Available data:

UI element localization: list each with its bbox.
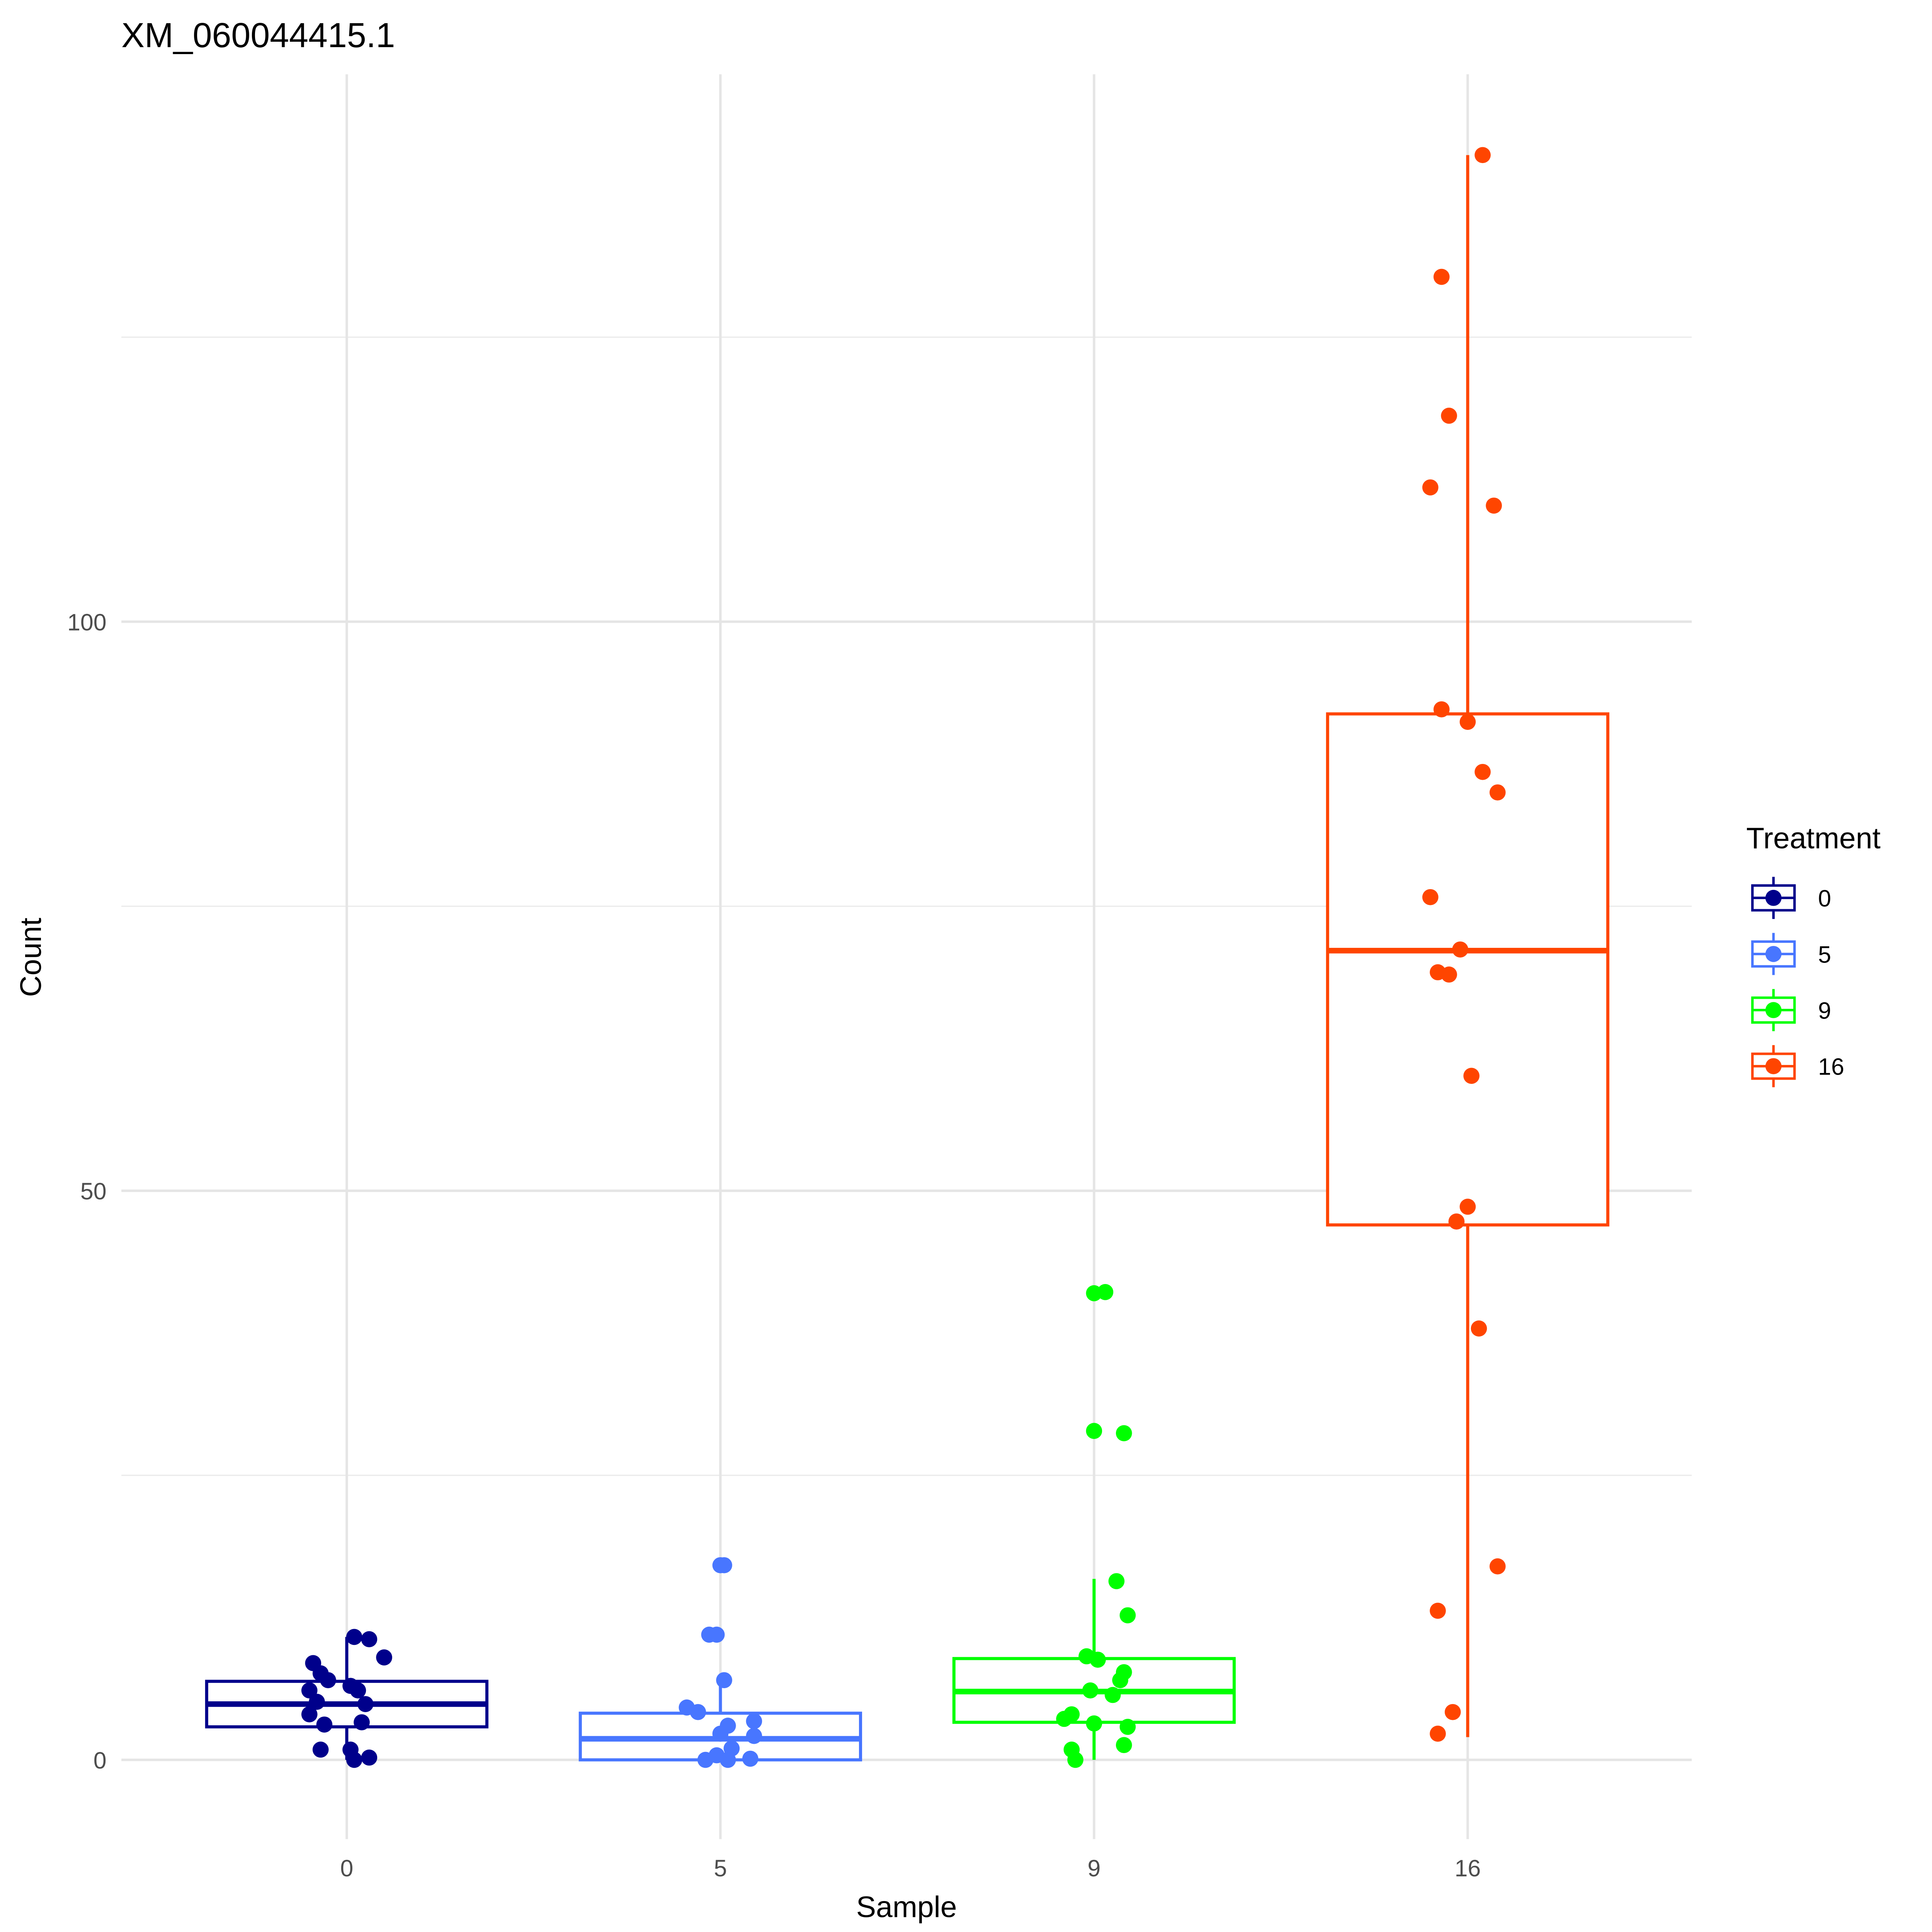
data-point bbox=[312, 1742, 329, 1758]
legend-label: 5 bbox=[1818, 941, 1831, 968]
data-point bbox=[1489, 1558, 1506, 1575]
data-point bbox=[1486, 497, 1502, 514]
y-tick-label: 100 bbox=[67, 609, 107, 635]
data-point bbox=[1422, 479, 1439, 496]
data-point bbox=[357, 1696, 374, 1712]
data-point bbox=[1104, 1687, 1121, 1703]
data-point bbox=[301, 1682, 318, 1699]
x-tick-label: 16 bbox=[1455, 1855, 1481, 1881]
data-point bbox=[1448, 1213, 1465, 1230]
data-point bbox=[716, 1557, 732, 1573]
data-point bbox=[742, 1750, 759, 1767]
data-point bbox=[1116, 1425, 1132, 1441]
data-point bbox=[1459, 1199, 1476, 1215]
data-point bbox=[346, 1752, 362, 1768]
data-point bbox=[1097, 1284, 1114, 1300]
data-point bbox=[316, 1716, 333, 1733]
chart-title: XM_060044415.1 bbox=[121, 16, 395, 55]
data-point bbox=[1112, 1672, 1128, 1689]
data-point bbox=[1108, 1573, 1125, 1589]
data-point bbox=[1067, 1752, 1083, 1768]
legend-title: Treatment bbox=[1746, 822, 1881, 855]
legend-key-point bbox=[1765, 889, 1782, 906]
y-axis-label: Count bbox=[14, 918, 48, 997]
data-point bbox=[1082, 1682, 1099, 1699]
data-point bbox=[746, 1728, 762, 1744]
data-point bbox=[1086, 1423, 1102, 1439]
data-point bbox=[1471, 1320, 1487, 1337]
data-point bbox=[1444, 1704, 1461, 1720]
legend-key-point bbox=[1765, 1002, 1782, 1018]
data-point bbox=[1489, 784, 1506, 801]
data-point bbox=[309, 1694, 325, 1710]
data-point bbox=[708, 1626, 725, 1643]
data-point bbox=[1441, 408, 1457, 424]
data-point bbox=[1433, 701, 1450, 718]
data-point bbox=[376, 1649, 392, 1666]
x-axis-label: Sample bbox=[856, 1891, 957, 1924]
data-point bbox=[1056, 1711, 1072, 1727]
data-point bbox=[320, 1672, 336, 1689]
data-point bbox=[690, 1704, 706, 1720]
box-16 bbox=[1326, 712, 1610, 1227]
data-point bbox=[1119, 1719, 1136, 1735]
legend-key-point bbox=[1765, 1058, 1782, 1075]
data-point bbox=[1430, 1602, 1446, 1619]
legend-label: 9 bbox=[1818, 998, 1831, 1024]
data-point bbox=[1459, 714, 1476, 730]
data-point bbox=[746, 1713, 762, 1730]
data-point bbox=[716, 1672, 732, 1689]
data-point bbox=[1119, 1607, 1136, 1624]
data-point bbox=[1475, 147, 1491, 163]
legend: Treatment 0 5 9 16 bbox=[1746, 822, 1881, 1087]
y-tick-label: 0 bbox=[94, 1747, 107, 1774]
data-points bbox=[301, 147, 1506, 1768]
data-point bbox=[1430, 1725, 1446, 1742]
legend-label: 0 bbox=[1818, 885, 1831, 912]
data-point bbox=[697, 1752, 714, 1768]
data-point bbox=[1452, 941, 1468, 958]
data-point bbox=[346, 1629, 362, 1645]
data-point bbox=[1433, 269, 1450, 285]
data-point bbox=[1086, 1715, 1102, 1732]
data-point bbox=[719, 1752, 736, 1768]
legend-key-point bbox=[1765, 946, 1782, 962]
data-point bbox=[1441, 966, 1457, 983]
x-tick-label: 0 bbox=[340, 1855, 354, 1881]
data-point bbox=[1090, 1651, 1106, 1668]
legend-label: 16 bbox=[1818, 1054, 1844, 1080]
axes: 0 50 100 0 5 9 16 bbox=[67, 609, 1481, 1881]
x-tick-label: 9 bbox=[1087, 1855, 1100, 1881]
data-point bbox=[1116, 1737, 1132, 1753]
data-point bbox=[361, 1631, 378, 1648]
x-tick-label: 5 bbox=[714, 1855, 727, 1881]
data-point bbox=[1475, 764, 1491, 780]
y-tick-label: 50 bbox=[80, 1178, 107, 1204]
data-point bbox=[354, 1714, 370, 1731]
data-point bbox=[1422, 889, 1439, 905]
data-point bbox=[301, 1706, 318, 1723]
data-point bbox=[1463, 1068, 1480, 1084]
data-point bbox=[350, 1682, 366, 1699]
data-point bbox=[712, 1725, 729, 1742]
data-point bbox=[361, 1749, 378, 1766]
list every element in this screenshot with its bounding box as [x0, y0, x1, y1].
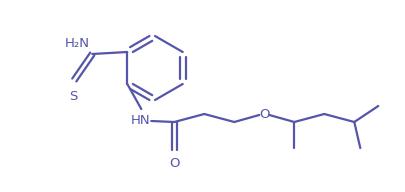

Direction: Please rewrite all the rows above with every "legend-key-point" changed to "legend-marker" and nothing else altered. Omit the pictures from your answer.

Reply:
UI element localization: list each with its bbox.
data-point bbox=[312, 1742, 329, 1758]
legend-label: 5 bbox=[1818, 941, 1831, 968]
data-point bbox=[1489, 1558, 1506, 1575]
data-point bbox=[1486, 497, 1502, 514]
y-tick-label: 100 bbox=[67, 609, 107, 635]
data-point bbox=[1422, 479, 1439, 496]
data-point bbox=[357, 1696, 374, 1712]
data-point bbox=[1104, 1687, 1121, 1703]
data-point bbox=[301, 1682, 318, 1699]
x-tick-label: 16 bbox=[1455, 1855, 1481, 1881]
data-point bbox=[1448, 1213, 1465, 1230]
data-point bbox=[716, 1557, 732, 1573]
data-point bbox=[742, 1750, 759, 1767]
data-point bbox=[1116, 1425, 1132, 1441]
data-point bbox=[1459, 1199, 1476, 1215]
data-point bbox=[346, 1752, 362, 1768]
data-point bbox=[1097, 1284, 1114, 1300]
data-point bbox=[316, 1716, 333, 1733]
chart-title: XM_060044415.1 bbox=[121, 16, 395, 55]
data-point bbox=[1112, 1672, 1128, 1689]
data-point bbox=[1108, 1573, 1125, 1589]
data-point bbox=[1067, 1752, 1083, 1768]
legend-title: Treatment bbox=[1746, 822, 1881, 855]
legend-marker bbox=[1765, 889, 1782, 906]
y-axis-label: Count bbox=[14, 918, 48, 997]
data-point bbox=[1082, 1682, 1099, 1699]
data-point bbox=[746, 1728, 762, 1744]
data-point bbox=[1086, 1423, 1102, 1439]
data-point bbox=[1471, 1320, 1487, 1337]
data-point bbox=[1444, 1704, 1461, 1720]
legend-marker bbox=[1765, 1002, 1782, 1018]
data-point bbox=[1489, 784, 1506, 801]
data-point bbox=[309, 1694, 325, 1710]
data-point bbox=[708, 1626, 725, 1643]
data-point bbox=[1441, 408, 1457, 424]
data-point bbox=[1433, 701, 1450, 718]
data-point bbox=[376, 1649, 392, 1666]
x-axis-label: Sample bbox=[856, 1891, 957, 1924]
data-point bbox=[1056, 1711, 1072, 1727]
data-point bbox=[320, 1672, 336, 1689]
data-point bbox=[690, 1704, 706, 1720]
box-16 bbox=[1326, 712, 1610, 1227]
data-point bbox=[1119, 1719, 1136, 1735]
legend-marker bbox=[1765, 1058, 1782, 1075]
data-point bbox=[1430, 1602, 1446, 1619]
legend-label: 9 bbox=[1818, 998, 1831, 1024]
data-point bbox=[1459, 714, 1476, 730]
data-point bbox=[746, 1713, 762, 1730]
data-point bbox=[716, 1672, 732, 1689]
data-point bbox=[1119, 1607, 1136, 1624]
data-point bbox=[1475, 147, 1491, 163]
legend: Treatment 0 5 9 16 bbox=[1746, 822, 1881, 1087]
y-tick-label: 0 bbox=[94, 1747, 107, 1774]
data-points bbox=[301, 147, 1506, 1768]
data-point bbox=[1430, 1725, 1446, 1742]
legend-label: 0 bbox=[1818, 885, 1831, 912]
data-point bbox=[697, 1752, 714, 1768]
data-point bbox=[1452, 941, 1468, 958]
data-point bbox=[346, 1629, 362, 1645]
data-point bbox=[1433, 269, 1450, 285]
data-point bbox=[1086, 1715, 1102, 1732]
data-point bbox=[719, 1752, 736, 1768]
legend-marker bbox=[1765, 946, 1782, 962]
data-point bbox=[1441, 966, 1457, 983]
x-tick-label: 0 bbox=[340, 1855, 354, 1881]
data-point bbox=[1090, 1651, 1106, 1668]
legend-label: 16 bbox=[1818, 1054, 1844, 1080]
axes: 0 50 100 0 5 9 16 bbox=[67, 609, 1481, 1881]
x-tick-label: 9 bbox=[1087, 1855, 1100, 1881]
data-point bbox=[1116, 1737, 1132, 1753]
data-point bbox=[361, 1631, 378, 1648]
x-tick-label: 5 bbox=[714, 1855, 727, 1881]
data-point bbox=[1475, 764, 1491, 780]
y-tick-label: 50 bbox=[80, 1178, 107, 1204]
data-point bbox=[354, 1714, 370, 1731]
data-point bbox=[1422, 889, 1439, 905]
data-point bbox=[301, 1706, 318, 1723]
data-point bbox=[1463, 1068, 1480, 1084]
data-point bbox=[350, 1682, 366, 1699]
data-point bbox=[712, 1725, 729, 1742]
data-point bbox=[361, 1749, 378, 1766]
list every element in this screenshot with its bounding box as [x0, y0, x1, y1].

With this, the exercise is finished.